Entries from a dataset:
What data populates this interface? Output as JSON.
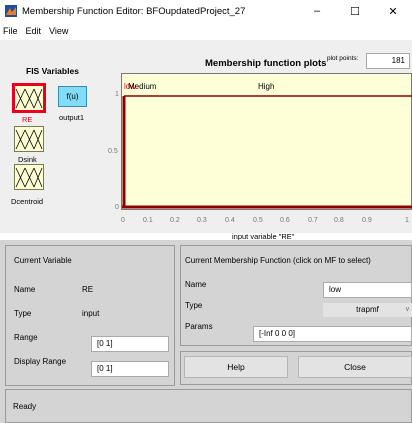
{
  "window": {
    "title": "Membership Function Editor: BFOupdatedProject_27",
    "minimize": "–",
    "maximize": "☐",
    "close": "✕"
  },
  "menu": [
    "File",
    "Edit",
    "View"
  ],
  "fis_variables": {
    "title": "FIS Variables",
    "fu_label": "f(u)",
    "inputs": [
      "RE",
      "Dsink",
      "Dcentroid"
    ],
    "output": "output1",
    "selected": "RE",
    "selected_color": "#e8001c"
  },
  "plot": {
    "title": "Membership function plots",
    "plot_points_label": "plot points:",
    "plot_points": "181",
    "mf_labels": [
      "Medium",
      "High"
    ],
    "low_mf_label": "low",
    "y_ticks": [
      "1",
      "0.5",
      "0"
    ],
    "x_ticks": [
      "0",
      "0.1",
      "0.2",
      "0.3",
      "0.4",
      "0.5",
      "0.6",
      "0.7",
      "0.8",
      "0.9",
      "1"
    ],
    "x_label": "input variable \"RE\""
  },
  "current_variable": {
    "title": "Current Variable",
    "name_label": "Name",
    "name_value": "RE",
    "type_label": "Type",
    "type_value": "input",
    "range_label": "Range",
    "range_value": "[0 1]",
    "display_range_label": "Display Range",
    "display_range_value": "[0 1]"
  },
  "current_mf": {
    "title": "Current Membership Function (click on MF to select)",
    "name_label": "Name",
    "name_value": "low",
    "type_label": "Type",
    "type_value": "trapmf",
    "params_label": "Params",
    "params_value": "[-Inf 0 0 0]"
  },
  "buttons": {
    "help": "Help",
    "close": "Close"
  },
  "status": "Ready"
}
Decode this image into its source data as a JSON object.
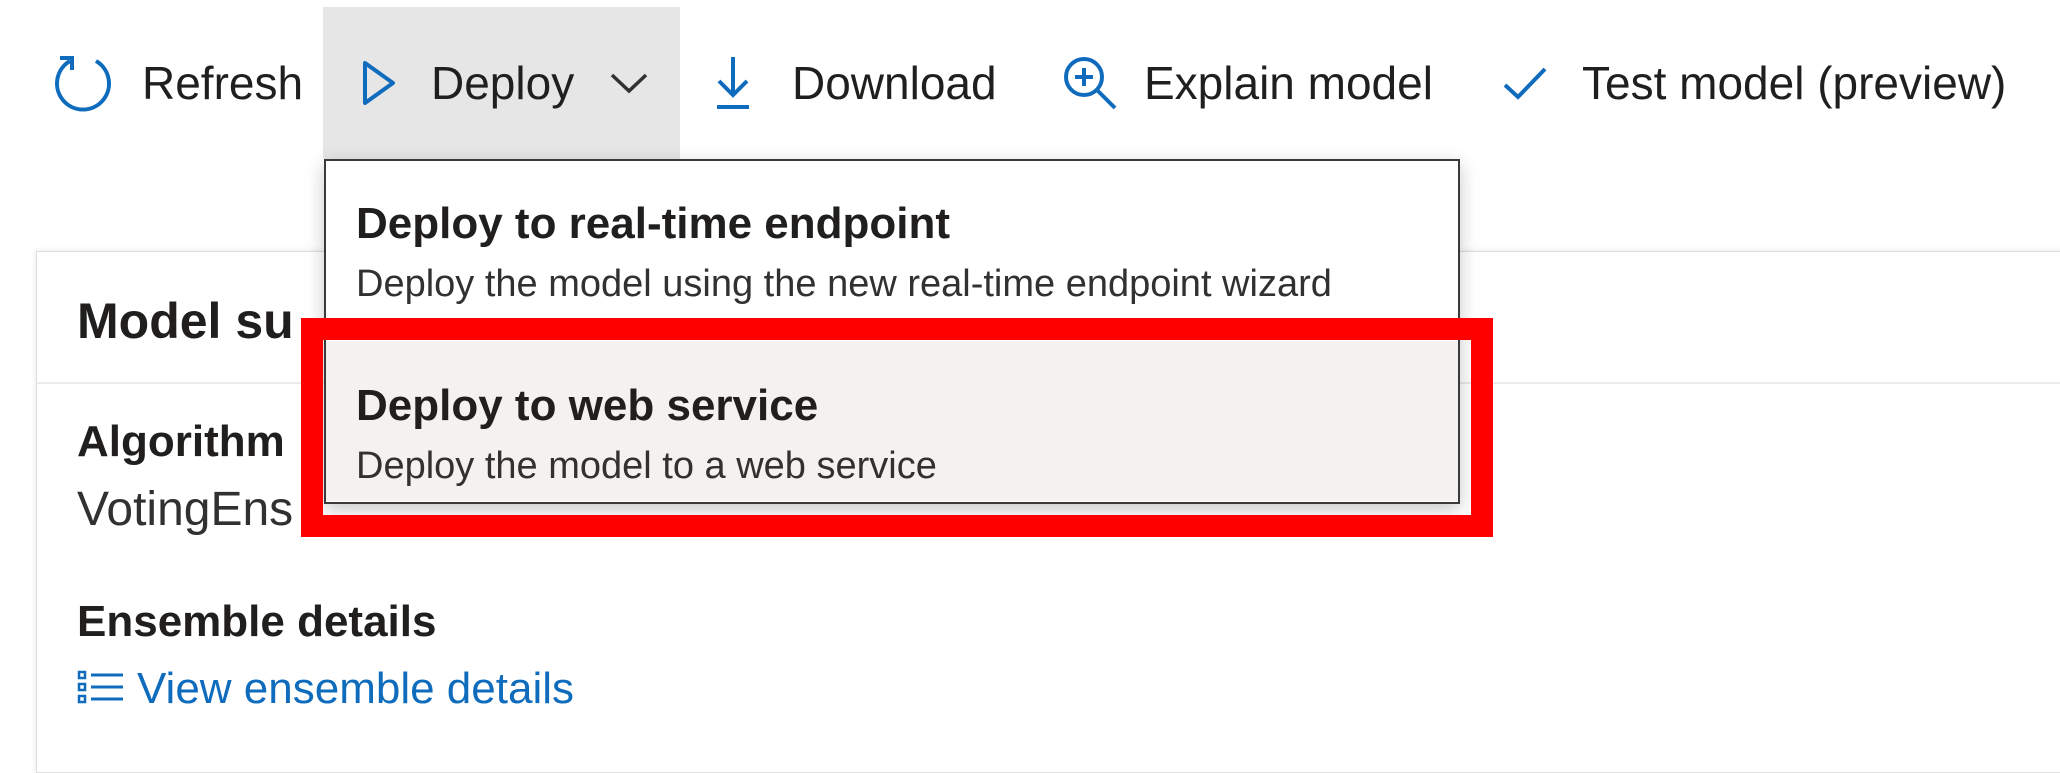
{
  "toolbar": {
    "refresh": {
      "label": "Refresh",
      "icon": "refresh-icon"
    },
    "deploy": {
      "label": "Deploy",
      "icon": "play-icon",
      "chevron": "chevron-down-icon"
    },
    "download": {
      "label": "Download",
      "icon": "download-icon"
    },
    "explain": {
      "label": "Explain model",
      "icon": "zoom-in-icon"
    },
    "test": {
      "label": "Test model (preview)",
      "icon": "checkmark-icon"
    }
  },
  "deploy_menu": {
    "items": [
      {
        "title": "Deploy to real-time endpoint",
        "description": "Deploy the model using the new real-time endpoint wizard"
      },
      {
        "title": "Deploy to web service",
        "description": "Deploy the model to a web service"
      }
    ]
  },
  "card": {
    "title": "Model su",
    "algorithm_label": "Algorithm",
    "algorithm_value": "VotingEns",
    "ensemble_label": "Ensemble details",
    "ensemble_link": "View ensemble details"
  },
  "colors": {
    "accent": "#0f6cbd",
    "highlight": "#ff0000",
    "active_button_bg": "#e6e6e6",
    "hover_item_bg": "#f3f2f1"
  }
}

● **Given problem**: The lines to be extracted begin at the line containing "Decode this image" and continue through the final line of the material above, both ends included. Reproduce them exactly, without the pictures.

● **Finished task**:
Decode this image into its source data as a JSON object.
{
  "toolbar": {
    "refresh": {
      "label": "Refresh",
      "icon": "refresh-icon"
    },
    "deploy": {
      "label": "Deploy",
      "icon": "play-icon",
      "chevron": "chevron-down-icon"
    },
    "download": {
      "label": "Download",
      "icon": "download-icon"
    },
    "explain": {
      "label": "Explain model",
      "icon": "zoom-in-icon"
    },
    "test": {
      "label": "Test model (preview)",
      "icon": "checkmark-icon"
    }
  },
  "deploy_menu": {
    "items": [
      {
        "title": "Deploy to real-time endpoint",
        "description": "Deploy the model using the new real-time endpoint wizard"
      },
      {
        "title": "Deploy to web service",
        "description": "Deploy the model to a web service"
      }
    ]
  },
  "card": {
    "title": "Model su",
    "algorithm_label": "Algorithm",
    "algorithm_value": "VotingEns",
    "ensemble_label": "Ensemble details",
    "ensemble_link": "View ensemble details"
  },
  "colors": {
    "accent": "#0f6cbd",
    "highlight": "#ff0000",
    "active_button_bg": "#e6e6e6",
    "hover_item_bg": "#f3f2f1"
  }
}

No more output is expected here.